# Stored rows
* Begin *

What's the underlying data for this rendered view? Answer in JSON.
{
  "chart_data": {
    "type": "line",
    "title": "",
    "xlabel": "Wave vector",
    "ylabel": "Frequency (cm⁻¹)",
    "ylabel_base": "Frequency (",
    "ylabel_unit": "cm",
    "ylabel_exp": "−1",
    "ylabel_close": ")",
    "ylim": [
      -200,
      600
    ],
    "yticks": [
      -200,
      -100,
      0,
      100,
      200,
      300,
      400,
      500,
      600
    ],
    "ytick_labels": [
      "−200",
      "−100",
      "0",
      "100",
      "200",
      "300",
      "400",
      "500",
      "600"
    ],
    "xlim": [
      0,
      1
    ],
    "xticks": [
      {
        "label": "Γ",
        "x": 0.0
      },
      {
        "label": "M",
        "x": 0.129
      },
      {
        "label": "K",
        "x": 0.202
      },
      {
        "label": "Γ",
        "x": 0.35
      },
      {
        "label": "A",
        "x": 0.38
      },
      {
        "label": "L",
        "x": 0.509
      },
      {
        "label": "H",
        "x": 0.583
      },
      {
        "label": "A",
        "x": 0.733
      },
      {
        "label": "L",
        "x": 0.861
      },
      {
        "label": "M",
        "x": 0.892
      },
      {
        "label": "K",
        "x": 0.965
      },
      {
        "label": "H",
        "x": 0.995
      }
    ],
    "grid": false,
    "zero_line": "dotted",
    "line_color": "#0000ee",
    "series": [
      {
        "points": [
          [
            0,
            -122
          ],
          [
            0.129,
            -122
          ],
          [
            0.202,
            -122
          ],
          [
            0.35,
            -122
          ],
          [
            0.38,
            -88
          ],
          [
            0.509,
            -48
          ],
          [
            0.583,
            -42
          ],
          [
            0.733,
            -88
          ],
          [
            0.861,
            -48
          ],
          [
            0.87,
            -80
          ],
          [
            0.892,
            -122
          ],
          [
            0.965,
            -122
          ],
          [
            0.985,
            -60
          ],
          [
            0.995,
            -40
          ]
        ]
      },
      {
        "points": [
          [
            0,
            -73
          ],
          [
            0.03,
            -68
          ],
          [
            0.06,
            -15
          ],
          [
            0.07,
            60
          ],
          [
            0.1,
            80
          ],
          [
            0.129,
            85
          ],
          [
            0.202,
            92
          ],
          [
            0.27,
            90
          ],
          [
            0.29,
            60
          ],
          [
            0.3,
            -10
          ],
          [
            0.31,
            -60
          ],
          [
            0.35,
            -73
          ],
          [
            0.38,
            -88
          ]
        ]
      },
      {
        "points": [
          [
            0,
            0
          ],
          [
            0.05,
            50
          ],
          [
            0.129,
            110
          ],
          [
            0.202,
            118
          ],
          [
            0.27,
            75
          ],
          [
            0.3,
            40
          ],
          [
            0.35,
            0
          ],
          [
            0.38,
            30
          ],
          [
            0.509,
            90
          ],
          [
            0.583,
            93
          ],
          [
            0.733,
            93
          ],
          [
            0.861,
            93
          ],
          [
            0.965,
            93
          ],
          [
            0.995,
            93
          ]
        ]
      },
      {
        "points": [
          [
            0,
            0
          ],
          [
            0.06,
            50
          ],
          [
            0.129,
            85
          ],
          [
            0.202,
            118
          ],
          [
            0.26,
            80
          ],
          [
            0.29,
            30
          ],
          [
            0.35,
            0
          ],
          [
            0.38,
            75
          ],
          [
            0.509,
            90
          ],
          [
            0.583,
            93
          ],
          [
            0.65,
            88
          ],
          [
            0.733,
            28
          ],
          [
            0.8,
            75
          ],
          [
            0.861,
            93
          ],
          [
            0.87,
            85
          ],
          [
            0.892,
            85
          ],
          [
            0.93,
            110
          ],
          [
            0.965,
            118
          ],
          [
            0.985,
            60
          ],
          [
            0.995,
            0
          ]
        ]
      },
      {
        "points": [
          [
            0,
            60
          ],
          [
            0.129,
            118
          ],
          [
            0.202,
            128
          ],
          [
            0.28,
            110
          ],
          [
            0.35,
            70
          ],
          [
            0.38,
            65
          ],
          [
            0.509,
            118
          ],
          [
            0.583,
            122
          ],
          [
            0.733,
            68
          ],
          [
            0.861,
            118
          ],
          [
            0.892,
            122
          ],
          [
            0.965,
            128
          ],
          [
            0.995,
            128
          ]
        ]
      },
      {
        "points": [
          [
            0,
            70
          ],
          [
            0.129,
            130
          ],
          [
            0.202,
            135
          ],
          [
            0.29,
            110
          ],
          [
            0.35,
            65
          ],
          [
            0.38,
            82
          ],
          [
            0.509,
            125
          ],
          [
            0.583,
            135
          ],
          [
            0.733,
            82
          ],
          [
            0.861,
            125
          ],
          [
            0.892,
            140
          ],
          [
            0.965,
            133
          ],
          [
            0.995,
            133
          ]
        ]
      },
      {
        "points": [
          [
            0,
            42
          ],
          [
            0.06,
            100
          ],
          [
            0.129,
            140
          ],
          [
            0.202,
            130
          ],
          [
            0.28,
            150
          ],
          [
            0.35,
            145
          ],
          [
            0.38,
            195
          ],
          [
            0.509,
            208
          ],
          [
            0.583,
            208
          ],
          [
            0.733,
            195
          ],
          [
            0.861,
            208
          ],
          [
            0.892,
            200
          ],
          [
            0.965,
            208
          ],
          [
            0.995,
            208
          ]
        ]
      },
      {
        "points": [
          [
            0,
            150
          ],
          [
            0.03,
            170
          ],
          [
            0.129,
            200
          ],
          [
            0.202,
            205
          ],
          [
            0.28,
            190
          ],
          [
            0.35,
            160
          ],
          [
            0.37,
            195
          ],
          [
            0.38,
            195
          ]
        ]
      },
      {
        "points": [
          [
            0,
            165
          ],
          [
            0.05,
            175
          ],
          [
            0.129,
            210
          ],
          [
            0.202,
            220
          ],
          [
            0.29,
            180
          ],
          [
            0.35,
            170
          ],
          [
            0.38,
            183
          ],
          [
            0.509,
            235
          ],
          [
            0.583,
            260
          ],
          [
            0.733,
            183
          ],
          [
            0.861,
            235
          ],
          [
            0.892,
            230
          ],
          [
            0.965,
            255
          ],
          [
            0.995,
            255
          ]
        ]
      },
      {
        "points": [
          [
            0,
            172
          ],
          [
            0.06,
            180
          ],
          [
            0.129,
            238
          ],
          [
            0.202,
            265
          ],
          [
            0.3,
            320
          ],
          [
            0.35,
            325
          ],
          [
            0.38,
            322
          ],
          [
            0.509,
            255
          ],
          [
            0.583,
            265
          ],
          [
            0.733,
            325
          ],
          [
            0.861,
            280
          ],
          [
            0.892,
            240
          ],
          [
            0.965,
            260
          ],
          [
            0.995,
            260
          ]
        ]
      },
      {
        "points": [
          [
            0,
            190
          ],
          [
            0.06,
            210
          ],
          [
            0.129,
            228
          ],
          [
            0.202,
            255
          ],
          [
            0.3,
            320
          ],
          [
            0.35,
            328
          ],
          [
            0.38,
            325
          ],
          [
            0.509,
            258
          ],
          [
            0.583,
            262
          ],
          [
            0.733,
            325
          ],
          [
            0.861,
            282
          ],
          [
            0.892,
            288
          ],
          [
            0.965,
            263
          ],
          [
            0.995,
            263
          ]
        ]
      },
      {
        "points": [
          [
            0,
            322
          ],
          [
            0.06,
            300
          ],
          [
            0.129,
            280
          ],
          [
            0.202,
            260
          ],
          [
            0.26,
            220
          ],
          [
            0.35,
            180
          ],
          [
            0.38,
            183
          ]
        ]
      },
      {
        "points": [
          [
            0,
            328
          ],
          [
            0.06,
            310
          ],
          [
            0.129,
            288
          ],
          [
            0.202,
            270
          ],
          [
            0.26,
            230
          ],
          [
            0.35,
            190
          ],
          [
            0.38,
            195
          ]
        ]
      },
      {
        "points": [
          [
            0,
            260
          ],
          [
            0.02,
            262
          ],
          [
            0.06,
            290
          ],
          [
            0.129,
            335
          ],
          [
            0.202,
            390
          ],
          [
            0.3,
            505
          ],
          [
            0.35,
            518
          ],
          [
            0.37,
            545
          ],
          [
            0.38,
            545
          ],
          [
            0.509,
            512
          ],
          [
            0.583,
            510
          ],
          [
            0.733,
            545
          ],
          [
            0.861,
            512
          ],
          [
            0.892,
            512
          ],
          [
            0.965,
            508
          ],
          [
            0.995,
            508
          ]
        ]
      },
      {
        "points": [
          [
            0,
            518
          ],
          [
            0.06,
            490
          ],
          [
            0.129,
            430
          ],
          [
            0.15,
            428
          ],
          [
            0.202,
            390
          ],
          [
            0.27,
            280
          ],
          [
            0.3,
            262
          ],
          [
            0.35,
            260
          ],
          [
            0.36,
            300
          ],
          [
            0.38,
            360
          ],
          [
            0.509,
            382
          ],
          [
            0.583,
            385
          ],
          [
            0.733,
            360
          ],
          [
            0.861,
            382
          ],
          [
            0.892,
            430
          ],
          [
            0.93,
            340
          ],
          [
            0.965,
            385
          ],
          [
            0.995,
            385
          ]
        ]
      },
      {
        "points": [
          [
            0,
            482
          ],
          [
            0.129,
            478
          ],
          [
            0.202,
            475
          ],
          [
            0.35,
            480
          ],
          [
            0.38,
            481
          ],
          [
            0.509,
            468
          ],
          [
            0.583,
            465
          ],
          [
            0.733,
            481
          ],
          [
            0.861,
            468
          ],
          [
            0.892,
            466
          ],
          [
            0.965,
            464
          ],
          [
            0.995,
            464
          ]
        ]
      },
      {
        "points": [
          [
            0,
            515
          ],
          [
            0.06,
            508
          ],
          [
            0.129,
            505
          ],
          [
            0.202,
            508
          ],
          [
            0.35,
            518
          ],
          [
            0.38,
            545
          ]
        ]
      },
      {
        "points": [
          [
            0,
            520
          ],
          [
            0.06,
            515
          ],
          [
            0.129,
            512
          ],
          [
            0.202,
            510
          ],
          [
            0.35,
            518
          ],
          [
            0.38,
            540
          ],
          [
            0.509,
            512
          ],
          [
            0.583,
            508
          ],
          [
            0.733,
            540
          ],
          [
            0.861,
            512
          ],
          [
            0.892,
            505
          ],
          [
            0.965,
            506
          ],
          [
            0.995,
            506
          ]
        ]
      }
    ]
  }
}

* End *

# What the exercise asks
Pull out all lines from the entries above in which the word "Frequency" appears.

# Reply to the exercise
    "ylabel": "Frequency (cm⁻¹)",
    "ylabel_base": "Frequency (",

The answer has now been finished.